Excerpt from a dataset
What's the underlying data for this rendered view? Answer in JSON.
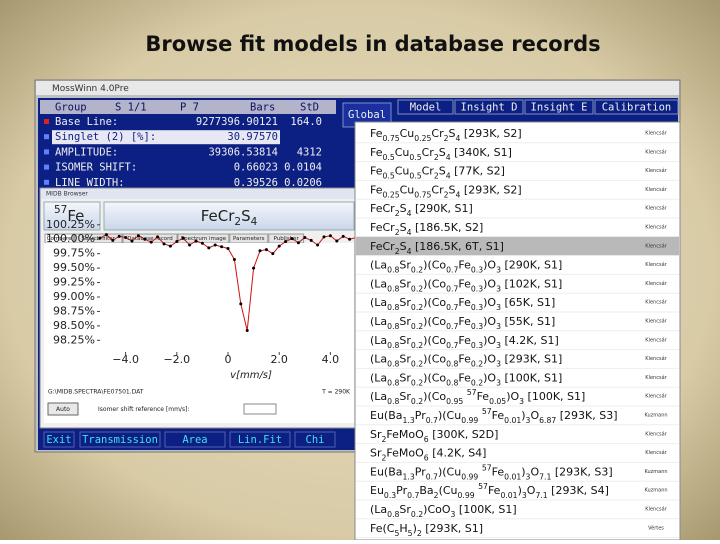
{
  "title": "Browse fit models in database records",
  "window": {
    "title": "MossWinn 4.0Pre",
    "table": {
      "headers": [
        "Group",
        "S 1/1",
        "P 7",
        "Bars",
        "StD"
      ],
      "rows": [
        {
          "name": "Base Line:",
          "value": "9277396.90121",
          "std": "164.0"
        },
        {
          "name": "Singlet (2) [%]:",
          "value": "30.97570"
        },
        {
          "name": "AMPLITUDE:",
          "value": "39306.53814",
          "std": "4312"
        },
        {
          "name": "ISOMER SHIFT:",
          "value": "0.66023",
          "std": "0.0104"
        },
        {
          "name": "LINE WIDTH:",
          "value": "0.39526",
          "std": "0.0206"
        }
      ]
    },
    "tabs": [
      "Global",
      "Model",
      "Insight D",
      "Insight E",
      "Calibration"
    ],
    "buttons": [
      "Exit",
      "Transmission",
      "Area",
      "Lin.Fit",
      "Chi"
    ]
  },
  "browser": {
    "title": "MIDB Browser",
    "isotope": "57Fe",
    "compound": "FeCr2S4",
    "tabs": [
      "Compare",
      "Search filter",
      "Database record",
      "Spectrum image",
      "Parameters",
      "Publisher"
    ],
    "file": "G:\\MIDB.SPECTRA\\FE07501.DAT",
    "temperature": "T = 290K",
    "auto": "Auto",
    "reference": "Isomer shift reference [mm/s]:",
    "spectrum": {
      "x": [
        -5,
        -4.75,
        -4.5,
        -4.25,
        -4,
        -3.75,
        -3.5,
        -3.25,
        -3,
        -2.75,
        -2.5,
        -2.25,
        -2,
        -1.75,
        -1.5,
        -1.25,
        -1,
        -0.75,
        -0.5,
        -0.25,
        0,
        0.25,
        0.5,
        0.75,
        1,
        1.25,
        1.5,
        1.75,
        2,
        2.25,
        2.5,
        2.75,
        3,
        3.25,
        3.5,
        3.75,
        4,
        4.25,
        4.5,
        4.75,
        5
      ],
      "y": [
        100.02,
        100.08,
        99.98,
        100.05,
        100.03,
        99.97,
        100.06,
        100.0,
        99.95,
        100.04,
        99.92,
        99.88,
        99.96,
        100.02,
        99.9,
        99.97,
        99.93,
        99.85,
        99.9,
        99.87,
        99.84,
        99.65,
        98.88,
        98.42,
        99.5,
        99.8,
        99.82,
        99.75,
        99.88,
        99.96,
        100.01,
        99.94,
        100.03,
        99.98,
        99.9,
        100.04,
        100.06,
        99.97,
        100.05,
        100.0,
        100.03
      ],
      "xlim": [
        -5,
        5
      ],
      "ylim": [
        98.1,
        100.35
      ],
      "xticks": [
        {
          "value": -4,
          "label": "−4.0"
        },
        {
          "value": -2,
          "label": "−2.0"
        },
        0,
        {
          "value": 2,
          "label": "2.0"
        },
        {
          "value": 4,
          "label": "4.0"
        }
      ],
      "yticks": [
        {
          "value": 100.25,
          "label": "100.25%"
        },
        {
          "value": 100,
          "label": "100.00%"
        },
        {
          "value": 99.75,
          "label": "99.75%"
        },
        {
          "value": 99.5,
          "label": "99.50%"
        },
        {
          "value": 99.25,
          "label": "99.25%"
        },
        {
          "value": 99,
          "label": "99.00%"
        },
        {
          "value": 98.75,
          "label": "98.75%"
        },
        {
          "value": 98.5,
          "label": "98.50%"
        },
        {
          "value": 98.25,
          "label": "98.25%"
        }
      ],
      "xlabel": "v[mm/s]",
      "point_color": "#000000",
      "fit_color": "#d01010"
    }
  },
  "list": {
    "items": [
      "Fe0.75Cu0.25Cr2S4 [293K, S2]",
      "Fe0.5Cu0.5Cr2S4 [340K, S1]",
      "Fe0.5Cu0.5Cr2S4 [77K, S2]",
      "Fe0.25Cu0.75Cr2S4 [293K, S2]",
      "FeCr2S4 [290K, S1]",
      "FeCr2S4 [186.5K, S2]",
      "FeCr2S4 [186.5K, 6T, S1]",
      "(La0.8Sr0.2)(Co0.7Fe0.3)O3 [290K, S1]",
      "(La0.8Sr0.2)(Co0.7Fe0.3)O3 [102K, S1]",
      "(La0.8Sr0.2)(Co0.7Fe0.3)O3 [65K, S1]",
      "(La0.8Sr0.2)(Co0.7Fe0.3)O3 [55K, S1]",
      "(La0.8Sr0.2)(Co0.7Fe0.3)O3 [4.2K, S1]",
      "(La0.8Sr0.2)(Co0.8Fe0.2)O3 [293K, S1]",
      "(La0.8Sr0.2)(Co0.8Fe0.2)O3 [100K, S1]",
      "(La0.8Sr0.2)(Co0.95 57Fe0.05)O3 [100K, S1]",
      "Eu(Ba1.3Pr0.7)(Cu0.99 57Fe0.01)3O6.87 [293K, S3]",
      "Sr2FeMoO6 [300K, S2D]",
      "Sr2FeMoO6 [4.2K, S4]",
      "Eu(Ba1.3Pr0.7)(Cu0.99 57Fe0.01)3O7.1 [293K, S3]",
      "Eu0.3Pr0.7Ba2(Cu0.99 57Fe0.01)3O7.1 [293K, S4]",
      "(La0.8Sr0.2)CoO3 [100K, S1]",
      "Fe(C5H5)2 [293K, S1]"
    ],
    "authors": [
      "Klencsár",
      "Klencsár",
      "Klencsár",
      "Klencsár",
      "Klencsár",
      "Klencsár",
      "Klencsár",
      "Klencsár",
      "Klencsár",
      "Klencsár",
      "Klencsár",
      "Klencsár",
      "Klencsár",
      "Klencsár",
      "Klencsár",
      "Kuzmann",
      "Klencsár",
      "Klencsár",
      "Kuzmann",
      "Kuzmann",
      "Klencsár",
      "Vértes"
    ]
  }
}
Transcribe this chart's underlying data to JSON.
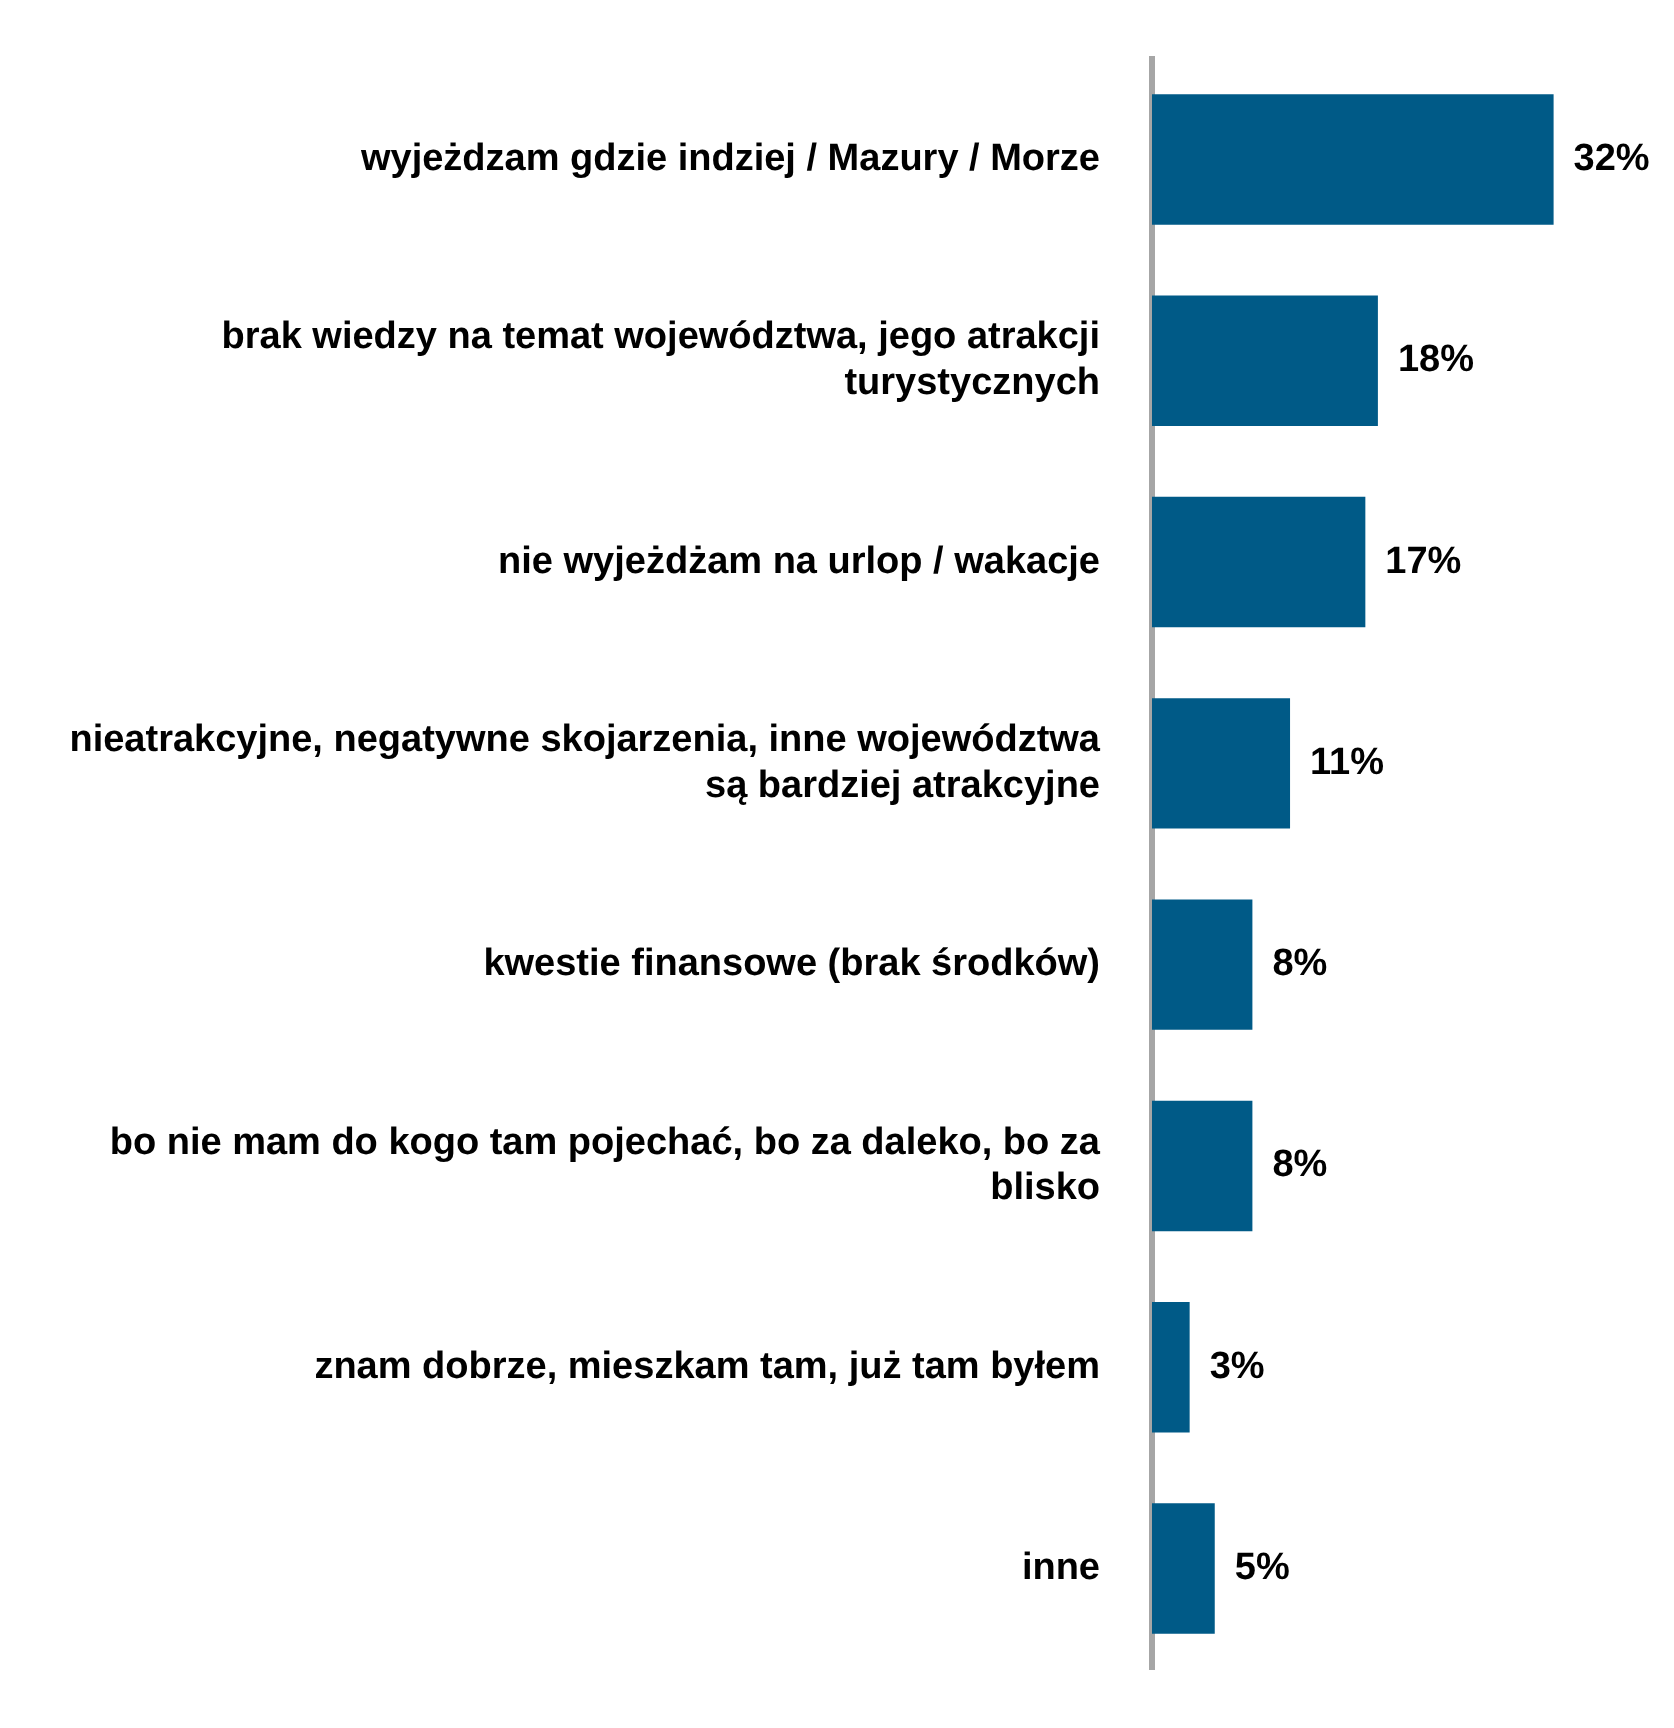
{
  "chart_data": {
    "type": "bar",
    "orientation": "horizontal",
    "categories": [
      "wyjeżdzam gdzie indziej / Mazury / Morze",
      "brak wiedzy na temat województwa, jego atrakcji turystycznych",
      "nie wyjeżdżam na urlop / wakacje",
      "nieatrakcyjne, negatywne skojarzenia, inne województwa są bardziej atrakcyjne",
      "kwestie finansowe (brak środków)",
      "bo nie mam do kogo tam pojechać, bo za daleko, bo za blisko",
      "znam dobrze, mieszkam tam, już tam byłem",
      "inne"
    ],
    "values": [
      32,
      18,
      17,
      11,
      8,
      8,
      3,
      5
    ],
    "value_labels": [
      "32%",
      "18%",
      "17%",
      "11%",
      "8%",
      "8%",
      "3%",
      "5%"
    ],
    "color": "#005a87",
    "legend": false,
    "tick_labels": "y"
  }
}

_Exercise_. Set the entries down again exactly. Do not include the images.

_Task solution_.
What's the underlying data for this rendered view? Answer in JSON.
{
  "title": "Browse fit models in database records",
  "window": {
    "title": "MossWinn 4.0Pre",
    "table": {
      "headers": [
        "Group",
        "S 1/1",
        "P 7",
        "Bars",
        "StD"
      ],
      "rows": [
        {
          "name": "Base Line:",
          "value": "9277396.90121",
          "std": "164.0"
        },
        {
          "name": "Singlet (2) [%]:",
          "value": "30.97570"
        },
        {
          "name": "AMPLITUDE:",
          "value": "39306.53814",
          "std": "4312"
        },
        {
          "name": "ISOMER SHIFT:",
          "value": "0.66023",
          "std": "0.0104"
        },
        {
          "name": "LINE WIDTH:",
          "value": "0.39526",
          "std": "0.0206"
        }
      ]
    },
    "tabs": [
      "Global",
      "Model",
      "Insight D",
      "Insight E",
      "Calibration"
    ],
    "buttons": [
      "Exit",
      "Transmission",
      "Area",
      "Lin.Fit",
      "Chi"
    ]
  },
  "browser": {
    "title": "MIDB Browser",
    "isotope": "57Fe",
    "compound": "FeCr2S4",
    "tabs": [
      "Compare",
      "Search filter",
      "Database record",
      "Spectrum image",
      "Parameters",
      "Publisher"
    ],
    "file": "G:\\MIDB.SPECTRA\\FE07501.DAT",
    "temperature": "T = 290K",
    "auto": "Auto",
    "reference": "Isomer shift reference [mm/s]:",
    "spectrum": {
      "x": [
        -5,
        -4.75,
        -4.5,
        -4.25,
        -4,
        -3.75,
        -3.5,
        -3.25,
        -3,
        -2.75,
        -2.5,
        -2.25,
        -2,
        -1.75,
        -1.5,
        -1.25,
        -1,
        -0.75,
        -0.5,
        -0.25,
        0,
        0.25,
        0.5,
        0.75,
        1,
        1.25,
        1.5,
        1.75,
        2,
        2.25,
        2.5,
        2.75,
        3,
        3.25,
        3.5,
        3.75,
        4,
        4.25,
        4.5,
        4.75,
        5
      ],
      "y": [
        100.02,
        100.08,
        99.98,
        100.05,
        100.03,
        99.97,
        100.06,
        100.0,
        99.95,
        100.04,
        99.92,
        99.88,
        99.96,
        100.02,
        99.9,
        99.97,
        99.93,
        99.85,
        99.9,
        99.87,
        99.84,
        99.65,
        98.88,
        98.42,
        99.5,
        99.8,
        99.82,
        99.75,
        99.88,
        99.96,
        100.01,
        99.94,
        100.03,
        99.98,
        99.9,
        100.04,
        100.06,
        99.97,
        100.05,
        100.0,
        100.03
      ],
      "xlim": [
        -5,
        5
      ],
      "ylim": [
        98.1,
        100.35
      ],
      "xticks": [
        {
          "value": -4,
          "label": "−4.0"
        },
        {
          "value": -2,
          "label": "−2.0"
        },
        0,
        {
          "value": 2,
          "label": "2.0"
        },
        {
          "value": 4,
          "label": "4.0"
        }
      ],
      "yticks": [
        {
          "value": 100.25,
          "label": "100.25%"
        },
        {
          "value": 100,
          "label": "100.00%"
        },
        {
          "value": 99.75,
          "label": "99.75%"
        },
        {
          "value": 99.5,
          "label": "99.50%"
        },
        {
          "value": 99.25,
          "label": "99.25%"
        },
        {
          "value": 99,
          "label": "99.00%"
        },
        {
          "value": 98.75,
          "label": "98.75%"
        },
        {
          "value": 98.5,
          "label": "98.50%"
        },
        {
          "value": 98.25,
          "label": "98.25%"
        }
      ],
      "xlabel": "v[mm/s]",
      "point_color": "#000000",
      "fit_color": "#d01010"
    }
  },
  "list": {
    "items": [
      "Fe0.75Cu0.25Cr2S4 [293K, S2]",
      "Fe0.5Cu0.5Cr2S4 [340K, S1]",
      "Fe0.5Cu0.5Cr2S4 [77K, S2]",
      "Fe0.25Cu0.75Cr2S4 [293K, S2]",
      "FeCr2S4 [290K, S1]",
      "FeCr2S4 [186.5K, S2]",
      "FeCr2S4 [186.5K, 6T, S1]",
      "(La0.8Sr0.2)(Co0.7Fe0.3)O3 [290K, S1]",
      "(La0.8Sr0.2)(Co0.7Fe0.3)O3 [102K, S1]",
      "(La0.8Sr0.2)(Co0.7Fe0.3)O3 [65K, S1]",
      "(La0.8Sr0.2)(Co0.7Fe0.3)O3 [55K, S1]",
      "(La0.8Sr0.2)(Co0.7Fe0.3)O3 [4.2K, S1]",
      "(La0.8Sr0.2)(Co0.8Fe0.2)O3 [293K, S1]",
      "(La0.8Sr0.2)(Co0.8Fe0.2)O3 [100K, S1]",
      "(La0.8Sr0.2)(Co0.95 57Fe0.05)O3 [100K, S1]",
      "Eu(Ba1.3Pr0.7)(Cu0.99 57Fe0.01)3O6.87 [293K, S3]",
      "Sr2FeMoO6 [300K, S2D]",
      "Sr2FeMoO6 [4.2K, S4]",
      "Eu(Ba1.3Pr0.7)(Cu0.99 57Fe0.01)3O7.1 [293K, S3]",
      "Eu0.3Pr0.7Ba2(Cu0.99 57Fe0.01)3O7.1 [293K, S4]",
      "(La0.8Sr0.2)CoO3 [100K, S1]",
      "Fe(C5H5)2 [293K, S1]"
    ],
    "authors": [
      "Klencsár",
      "Klencsár",
      "Klencsár",
      "Klencsár",
      "Klencsár",
      "Klencsár",
      "Klencsár",
      "Klencsár",
      "Klencsár",
      "Klencsár",
      "Klencsár",
      "Klencsár",
      "Klencsár",
      "Klencsár",
      "Klencsár",
      "Kuzmann",
      "Klencsár",
      "Klencsár",
      "Kuzmann",
      "Kuzmann",
      "Klencsár",
      "Vértes"
    ]
  }
}
Transcribe this chart's underlying data to JSON.
{
  "chart_data": {
    "type": "bar",
    "orientation": "horizontal",
    "categories": [
      "wyjeżdzam gdzie indziej / Mazury / Morze",
      "brak wiedzy na temat województwa, jego atrakcji turystycznych",
      "nie wyjeżdżam na urlop / wakacje",
      "nieatrakcyjne, negatywne skojarzenia, inne województwa są bardziej atrakcyjne",
      "kwestie finansowe (brak środków)",
      "bo nie mam do kogo tam pojechać, bo za daleko, bo za blisko",
      "znam dobrze, mieszkam tam, już tam byłem",
      "inne"
    ],
    "values": [
      32,
      18,
      17,
      11,
      8,
      8,
      3,
      5
    ],
    "value_labels": [
      "32%",
      "18%",
      "17%",
      "11%",
      "8%",
      "8%",
      "3%",
      "5%"
    ],
    "color": "#005a87",
    "legend": false,
    "tick_labels": "y"
  }
}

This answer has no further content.